> _Exercise aim_:
Write out all entries word for word.

> _Provided entries_:
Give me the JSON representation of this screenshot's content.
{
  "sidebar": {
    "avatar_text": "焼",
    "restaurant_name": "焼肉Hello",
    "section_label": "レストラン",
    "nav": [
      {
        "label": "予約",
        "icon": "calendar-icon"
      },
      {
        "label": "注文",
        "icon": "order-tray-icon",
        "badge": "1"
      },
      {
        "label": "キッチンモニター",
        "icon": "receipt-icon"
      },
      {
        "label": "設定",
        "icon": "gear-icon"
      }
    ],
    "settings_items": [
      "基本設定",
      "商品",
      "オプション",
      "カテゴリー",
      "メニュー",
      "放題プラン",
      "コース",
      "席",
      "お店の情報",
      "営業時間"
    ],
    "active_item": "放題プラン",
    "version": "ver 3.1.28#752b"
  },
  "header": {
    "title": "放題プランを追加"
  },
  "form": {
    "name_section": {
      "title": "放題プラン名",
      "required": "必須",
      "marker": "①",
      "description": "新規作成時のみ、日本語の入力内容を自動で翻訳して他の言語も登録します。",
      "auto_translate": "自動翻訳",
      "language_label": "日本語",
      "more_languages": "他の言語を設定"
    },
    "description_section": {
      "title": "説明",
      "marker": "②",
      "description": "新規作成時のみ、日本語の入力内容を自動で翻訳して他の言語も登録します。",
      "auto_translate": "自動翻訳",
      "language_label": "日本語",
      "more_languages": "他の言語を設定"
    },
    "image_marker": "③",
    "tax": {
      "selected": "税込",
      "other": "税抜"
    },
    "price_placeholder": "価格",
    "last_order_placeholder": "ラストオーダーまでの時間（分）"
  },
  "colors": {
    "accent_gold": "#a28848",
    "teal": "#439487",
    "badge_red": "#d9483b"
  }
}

> _Answer_:
Give me the JSON representation of this screenshot's content.
{
  "sidebar": {
    "avatar_text": "焼",
    "restaurant_name": "焼肉Hello",
    "section_label": "レストラン",
    "nav": [
      {
        "label": "予約",
        "icon": "calendar-icon"
      },
      {
        "label": "注文",
        "icon": "order-tray-icon",
        "badge": "1"
      },
      {
        "label": "キッチンモニター",
        "icon": "receipt-icon"
      },
      {
        "label": "設定",
        "icon": "gear-icon"
      }
    ],
    "settings_items": [
      "基本設定",
      "商品",
      "オプション",
      "カテゴリー",
      "メニュー",
      "放題プラン",
      "コース",
      "席",
      "お店の情報",
      "営業時間"
    ],
    "active_item": "放題プラン",
    "version": "ver 3.1.28#752b"
  },
  "header": {
    "title": "放題プランを追加"
  },
  "form": {
    "name_section": {
      "title": "放題プラン名",
      "required": "必須",
      "marker": "①",
      "description": "新規作成時のみ、日本語の入力内容を自動で翻訳して他の言語も登録します。",
      "auto_translate": "自動翻訳",
      "language_label": "日本語",
      "more_languages": "他の言語を設定"
    },
    "description_section": {
      "title": "説明",
      "marker": "②",
      "description": "新規作成時のみ、日本語の入力内容を自動で翻訳して他の言語も登録します。",
      "auto_translate": "自動翻訳",
      "language_label": "日本語",
      "more_languages": "他の言語を設定"
    },
    "image_marker": "③",
    "tax": {
      "selected": "税込",
      "other": "税抜"
    },
    "price_placeholder": "価格",
    "last_order_placeholder": "ラストオーダーまでの時間（分）"
  },
  "colors": {
    "accent_gold": "#a28848",
    "teal": "#439487",
    "badge_red": "#d9483b"
  }
}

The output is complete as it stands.